→ What the task requires: Reproduce the listing below without changes, except that pictures are left out.

....................

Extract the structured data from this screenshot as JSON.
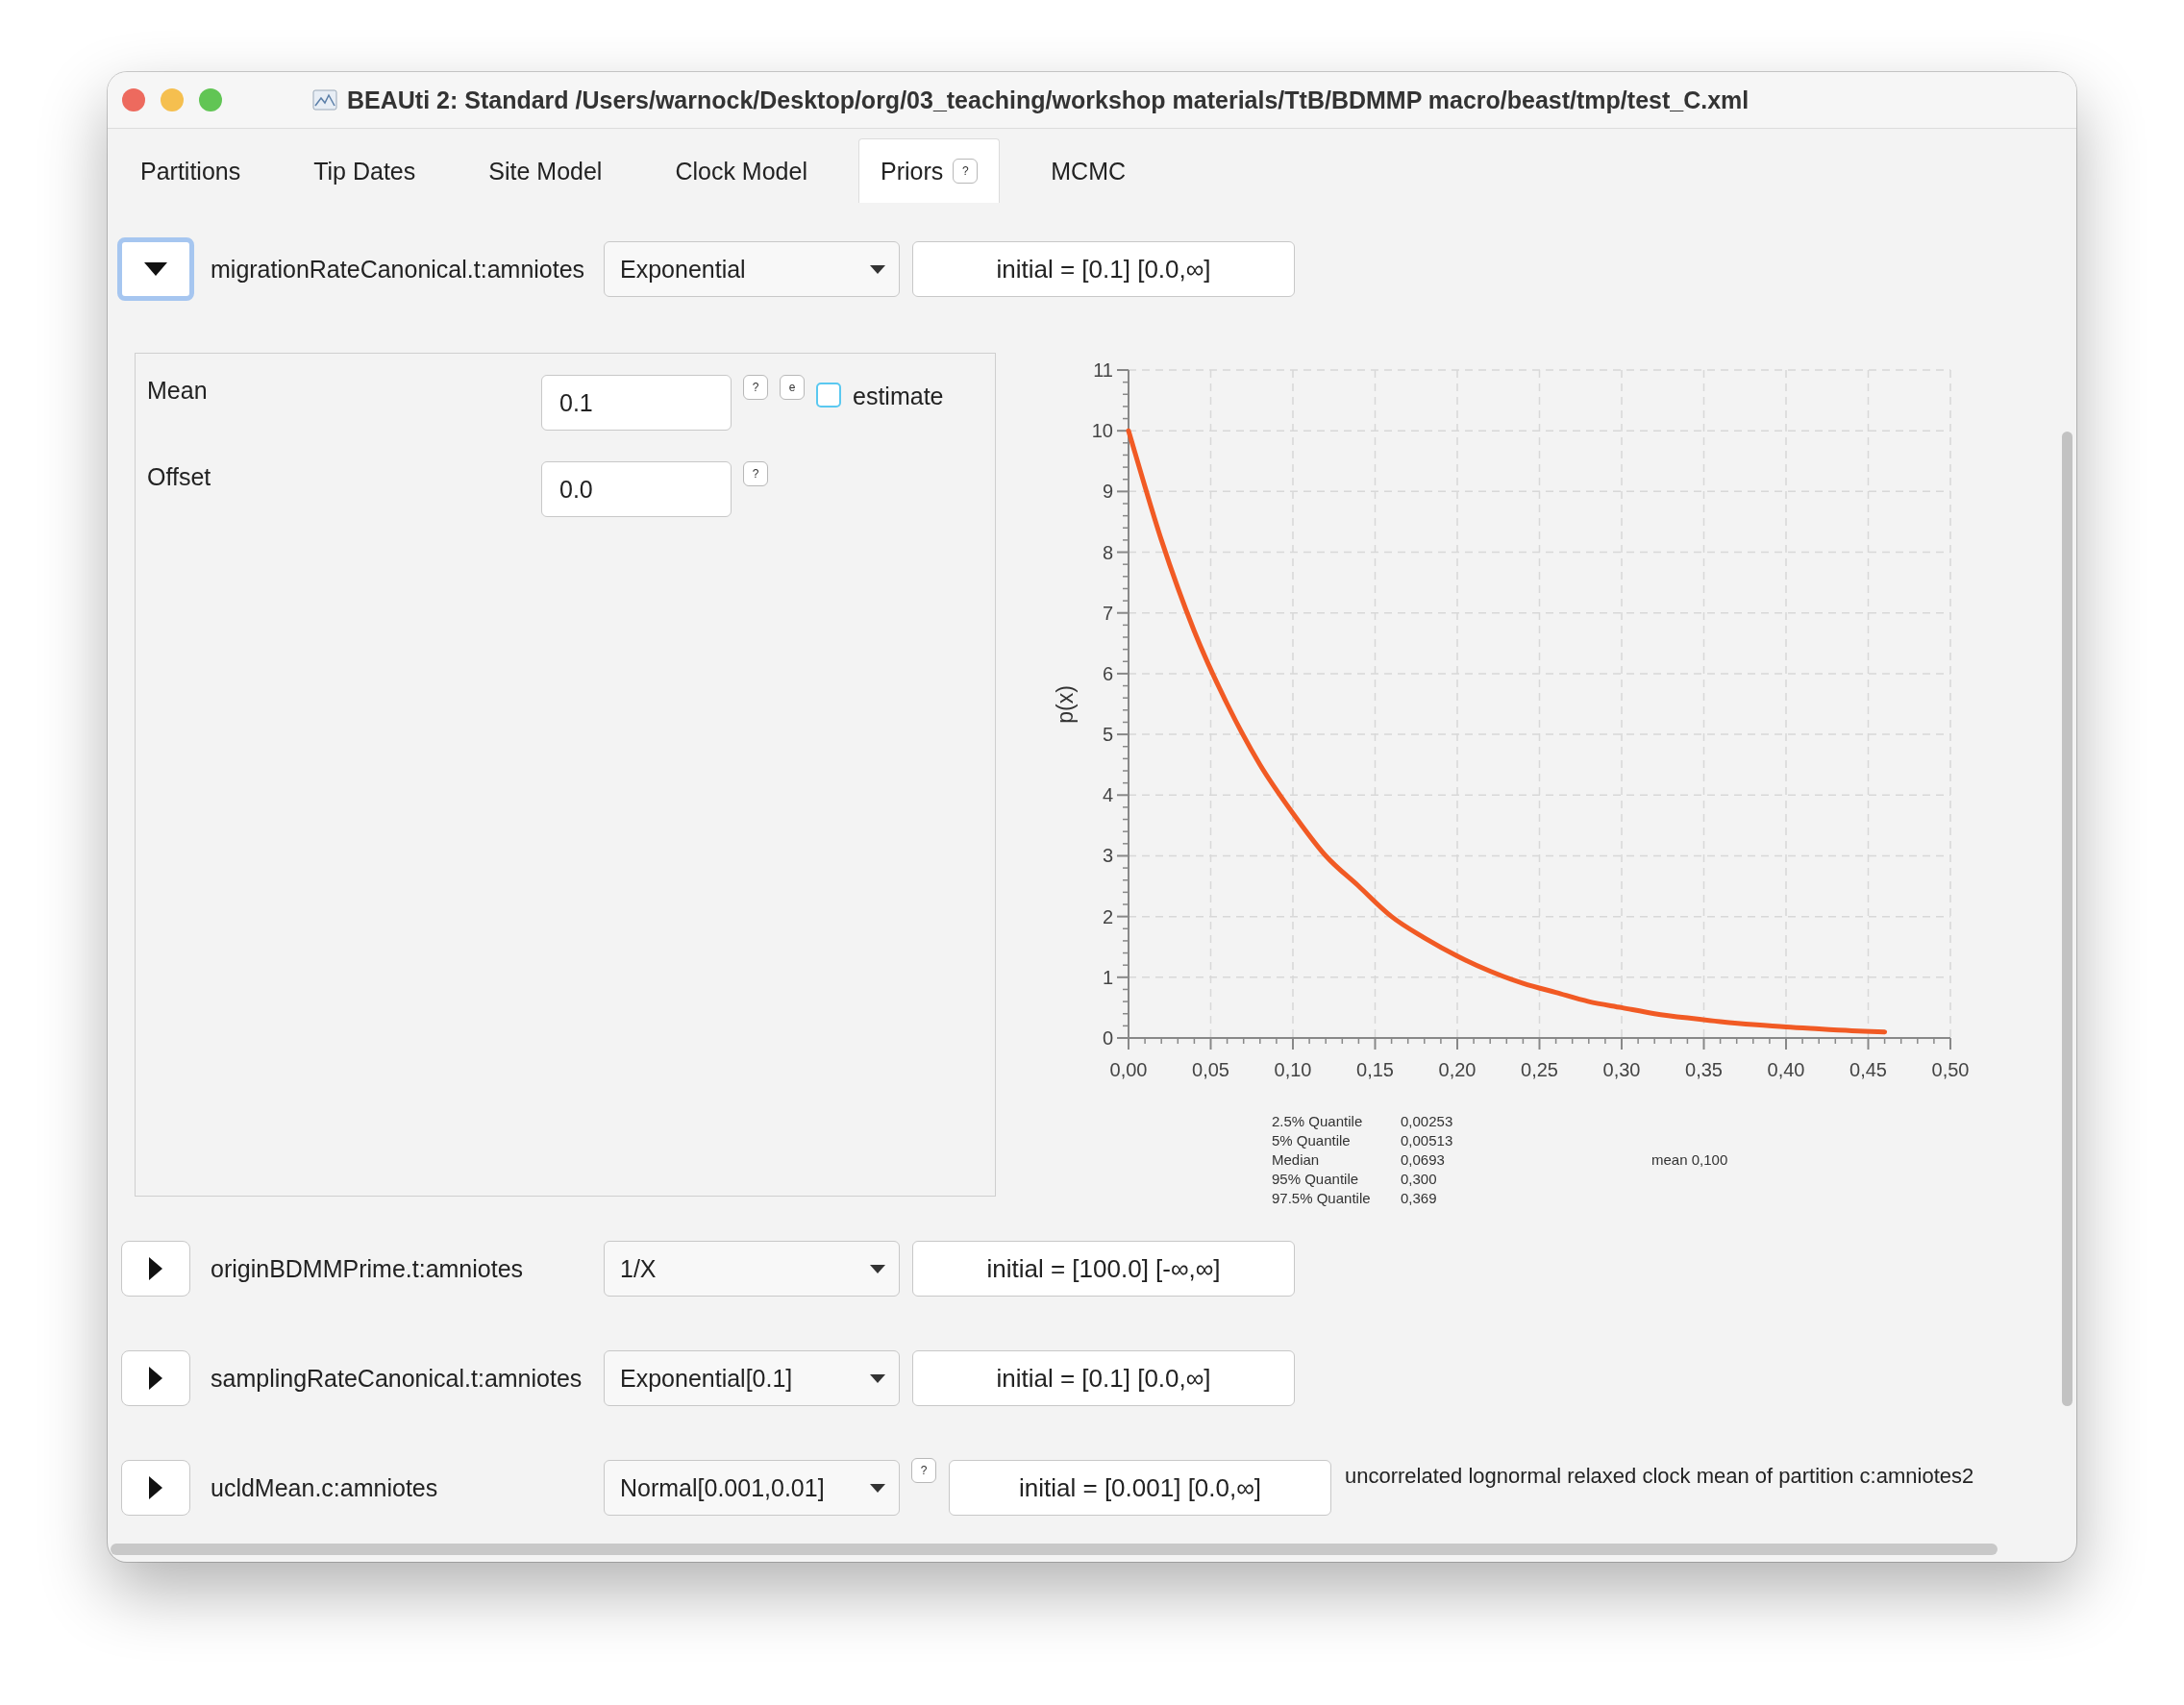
{
  "window": {
    "title": "BEAUti 2: Standard /Users/warnock/Desktop/org/03_teaching/workshop materials/TtB/BDMMP macro/beast/tmp/test_C.xml"
  },
  "tabs": [
    {
      "label": "Partitions",
      "selected": false
    },
    {
      "label": "Tip Dates",
      "selected": false
    },
    {
      "label": "Site Model",
      "selected": false
    },
    {
      "label": "Clock Model",
      "selected": false
    },
    {
      "label": "Priors",
      "selected": true,
      "help": "?"
    },
    {
      "label": "MCMC",
      "selected": false
    }
  ],
  "priors": [
    {
      "name": "migrationRateCanonical.t:amniotes",
      "expanded": true,
      "focused": true,
      "distribution": "Exponential",
      "initial": "initial = [0.1] [0.0,∞]",
      "details": {
        "parameters": [
          {
            "label": "Mean",
            "value": "0.1",
            "buttons": [
              "?",
              "e"
            ],
            "estimate": {
              "label": "estimate",
              "checked": false
            }
          },
          {
            "label": "Offset",
            "value": "0.0",
            "buttons": [
              "?"
            ]
          }
        ],
        "chart_data": {
          "type": "line",
          "ylabel": "p(x)",
          "x": [
            0,
            0.02,
            0.04,
            0.06,
            0.08,
            0.1,
            0.12,
            0.14,
            0.16,
            0.18,
            0.2,
            0.22,
            0.24,
            0.26,
            0.28,
            0.3,
            0.32,
            0.34,
            0.36,
            0.38,
            0.4,
            0.42,
            0.44,
            0.46
          ],
          "series": [
            {
              "color": "#f15a24",
              "values": [
                10,
                8.2,
                6.7,
                5.5,
                4.5,
                3.7,
                3,
                2.5,
                2,
                1.65,
                1.35,
                1.1,
                0.9,
                0.75,
                0.6,
                0.5,
                0.4,
                0.33,
                0.27,
                0.22,
                0.18,
                0.15,
                0.12,
                0.1
              ]
            }
          ],
          "grid": true,
          "xlim": [
            0,
            0.5
          ],
          "ylim": [
            0,
            11
          ],
          "xticks": [
            {
              "value": 0,
              "label": "0,00"
            },
            {
              "value": 0.05,
              "label": "0,05"
            },
            {
              "value": 0.1,
              "label": "0,10"
            },
            {
              "value": 0.15,
              "label": "0,15"
            },
            {
              "value": 0.2,
              "label": "0,20"
            },
            {
              "value": 0.25,
              "label": "0,25"
            },
            {
              "value": 0.3,
              "label": "0,30"
            },
            {
              "value": 0.35,
              "label": "0,35"
            },
            {
              "value": 0.4,
              "label": "0,40"
            },
            {
              "value": 0.45,
              "label": "0,45"
            },
            {
              "value": 0.5,
              "label": "0,50"
            }
          ],
          "yticks": [
            0,
            1,
            2,
            3,
            4,
            5,
            6,
            7,
            8,
            9,
            10,
            11
          ]
        },
        "quantiles": [
          {
            "label": "2.5% Quantile",
            "value": "0,00253"
          },
          {
            "label": "5% Quantile",
            "value": "0,00513"
          },
          {
            "label": "Median",
            "value": "0,0693"
          },
          {
            "label": "95% Quantile",
            "value": "0,300"
          },
          {
            "label": "97.5% Quantile",
            "value": "0,369"
          }
        ],
        "mean": "mean 0,100"
      }
    },
    {
      "name": "originBDMMPrime.t:amniotes",
      "expanded": false,
      "focused": false,
      "distribution": "1/X",
      "initial": "initial = [100.0] [-∞,∞]"
    },
    {
      "name": "samplingRateCanonical.t:amniotes",
      "expanded": false,
      "focused": false,
      "distribution": "Exponential[0.1]",
      "initial": "initial = [0.1] [0.0,∞]"
    },
    {
      "name": "ucldMean.c:amniotes",
      "expanded": false,
      "focused": false,
      "distribution": "Normal[0.001,0.01]",
      "help": "?",
      "initial": "initial = [0.001] [0.0,∞]",
      "description": "uncorrelated lognormal relaxed clock mean of partition c:amniotes2"
    }
  ]
}
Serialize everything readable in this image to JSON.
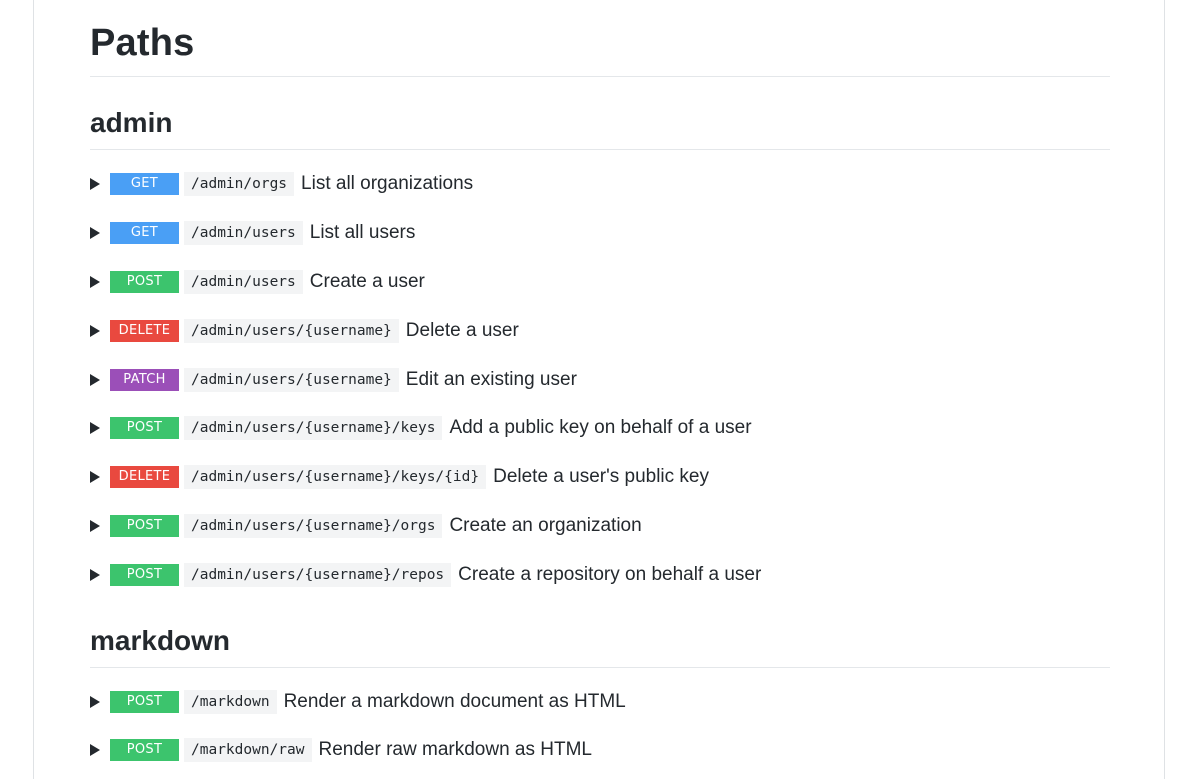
{
  "page": {
    "title": "Paths"
  },
  "sections": [
    {
      "title": "admin",
      "operations": [
        {
          "method": "GET",
          "path": "/admin/orgs",
          "summary": "List all organizations"
        },
        {
          "method": "GET",
          "path": "/admin/users",
          "summary": "List all users"
        },
        {
          "method": "POST",
          "path": "/admin/users",
          "summary": "Create a user"
        },
        {
          "method": "DELETE",
          "path": "/admin/users/{username}",
          "summary": "Delete a user"
        },
        {
          "method": "PATCH",
          "path": "/admin/users/{username}",
          "summary": "Edit an existing user"
        },
        {
          "method": "POST",
          "path": "/admin/users/{username}/keys",
          "summary": "Add a public key on behalf of a user"
        },
        {
          "method": "DELETE",
          "path": "/admin/users/{username}/keys/{id}",
          "summary": "Delete a user's public key"
        },
        {
          "method": "POST",
          "path": "/admin/users/{username}/orgs",
          "summary": "Create an organization"
        },
        {
          "method": "POST",
          "path": "/admin/users/{username}/repos",
          "summary": "Create a repository on behalf a user"
        }
      ]
    },
    {
      "title": "markdown",
      "operations": [
        {
          "method": "POST",
          "path": "/markdown",
          "summary": "Render a markdown document as HTML"
        },
        {
          "method": "POST",
          "path": "/markdown/raw",
          "summary": "Render raw markdown as HTML"
        }
      ]
    }
  ],
  "colors": {
    "GET": "#4a9ff5",
    "POST": "#3cc46d",
    "DELETE": "#e9493f",
    "PATCH": "#9b4fb8"
  },
  "icons": {
    "expand": "triangle-right-icon"
  }
}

....................

→ The result:
Extract the structured data from this screenshot as JSON.
{
  "window": {
    "title": "BEAUti 2: Standard /Users/warnock/Desktop/org/03_teaching/workshop materials/TtB/BDMMP macro/beast/tmp/test_C.xml"
  },
  "tabs": [
    {
      "label": "Partitions",
      "selected": false
    },
    {
      "label": "Tip Dates",
      "selected": false
    },
    {
      "label": "Site Model",
      "selected": false
    },
    {
      "label": "Clock Model",
      "selected": false
    },
    {
      "label": "Priors",
      "selected": true,
      "help": "?"
    },
    {
      "label": "MCMC",
      "selected": false
    }
  ],
  "priors": [
    {
      "name": "migrationRateCanonical.t:amniotes",
      "expanded": true,
      "focused": true,
      "distribution": "Exponential",
      "initial": "initial = [0.1] [0.0,∞]",
      "details": {
        "parameters": [
          {
            "label": "Mean",
            "value": "0.1",
            "buttons": [
              "?",
              "e"
            ],
            "estimate": {
              "label": "estimate",
              "checked": false
            }
          },
          {
            "label": "Offset",
            "value": "0.0",
            "buttons": [
              "?"
            ]
          }
        ],
        "chart_data": {
          "type": "line",
          "ylabel": "p(x)",
          "x": [
            0,
            0.02,
            0.04,
            0.06,
            0.08,
            0.1,
            0.12,
            0.14,
            0.16,
            0.18,
            0.2,
            0.22,
            0.24,
            0.26,
            0.28,
            0.3,
            0.32,
            0.34,
            0.36,
            0.38,
            0.4,
            0.42,
            0.44,
            0.46
          ],
          "series": [
            {
              "color": "#f15a24",
              "values": [
                10,
                8.2,
                6.7,
                5.5,
                4.5,
                3.7,
                3,
                2.5,
                2,
                1.65,
                1.35,
                1.1,
                0.9,
                0.75,
                0.6,
                0.5,
                0.4,
                0.33,
                0.27,
                0.22,
                0.18,
                0.15,
                0.12,
                0.1
              ]
            }
          ],
          "grid": true,
          "xlim": [
            0,
            0.5
          ],
          "ylim": [
            0,
            11
          ],
          "xticks": [
            {
              "value": 0,
              "label": "0,00"
            },
            {
              "value": 0.05,
              "label": "0,05"
            },
            {
              "value": 0.1,
              "label": "0,10"
            },
            {
              "value": 0.15,
              "label": "0,15"
            },
            {
              "value": 0.2,
              "label": "0,20"
            },
            {
              "value": 0.25,
              "label": "0,25"
            },
            {
              "value": 0.3,
              "label": "0,30"
            },
            {
              "value": 0.35,
              "label": "0,35"
            },
            {
              "value": 0.4,
              "label": "0,40"
            },
            {
              "value": 0.45,
              "label": "0,45"
            },
            {
              "value": 0.5,
              "label": "0,50"
            }
          ],
          "yticks": [
            0,
            1,
            2,
            3,
            4,
            5,
            6,
            7,
            8,
            9,
            10,
            11
          ]
        },
        "quantiles": [
          {
            "label": "2.5% Quantile",
            "value": "0,00253"
          },
          {
            "label": "5% Quantile",
            "value": "0,00513"
          },
          {
            "label": "Median",
            "value": "0,0693"
          },
          {
            "label": "95% Quantile",
            "value": "0,300"
          },
          {
            "label": "97.5% Quantile",
            "value": "0,369"
          }
        ],
        "mean": "mean 0,100"
      }
    },
    {
      "name": "originBDMMPrime.t:amniotes",
      "expanded": false,
      "focused": false,
      "distribution": "1/X",
      "initial": "initial = [100.0] [-∞,∞]"
    },
    {
      "name": "samplingRateCanonical.t:amniotes",
      "expanded": false,
      "focused": false,
      "distribution": "Exponential[0.1]",
      "initial": "initial = [0.1] [0.0,∞]"
    },
    {
      "name": "ucldMean.c:amniotes",
      "expanded": false,
      "focused": false,
      "distribution": "Normal[0.001,0.01]",
      "help": "?",
      "initial": "initial = [0.001] [0.0,∞]",
      "description": "uncorrelated lognormal relaxed clock mean of partition c:amniotes2"
    }
  ]
}
Serialize everything readable in this image to JSON.
{
  "page": {
    "title": "Paths"
  },
  "sections": [
    {
      "title": "admin",
      "operations": [
        {
          "method": "GET",
          "path": "/admin/orgs",
          "summary": "List all organizations"
        },
        {
          "method": "GET",
          "path": "/admin/users",
          "summary": "List all users"
        },
        {
          "method": "POST",
          "path": "/admin/users",
          "summary": "Create a user"
        },
        {
          "method": "DELETE",
          "path": "/admin/users/{username}",
          "summary": "Delete a user"
        },
        {
          "method": "PATCH",
          "path": "/admin/users/{username}",
          "summary": "Edit an existing user"
        },
        {
          "method": "POST",
          "path": "/admin/users/{username}/keys",
          "summary": "Add a public key on behalf of a user"
        },
        {
          "method": "DELETE",
          "path": "/admin/users/{username}/keys/{id}",
          "summary": "Delete a user's public key"
        },
        {
          "method": "POST",
          "path": "/admin/users/{username}/orgs",
          "summary": "Create an organization"
        },
        {
          "method": "POST",
          "path": "/admin/users/{username}/repos",
          "summary": "Create a repository on behalf a user"
        }
      ]
    },
    {
      "title": "markdown",
      "operations": [
        {
          "method": "POST",
          "path": "/markdown",
          "summary": "Render a markdown document as HTML"
        },
        {
          "method": "POST",
          "path": "/markdown/raw",
          "summary": "Render raw markdown as HTML"
        }
      ]
    }
  ],
  "colors": {
    "GET": "#4a9ff5",
    "POST": "#3cc46d",
    "DELETE": "#e9493f",
    "PATCH": "#9b4fb8"
  },
  "icons": {
    "expand": "triangle-right-icon"
  }
}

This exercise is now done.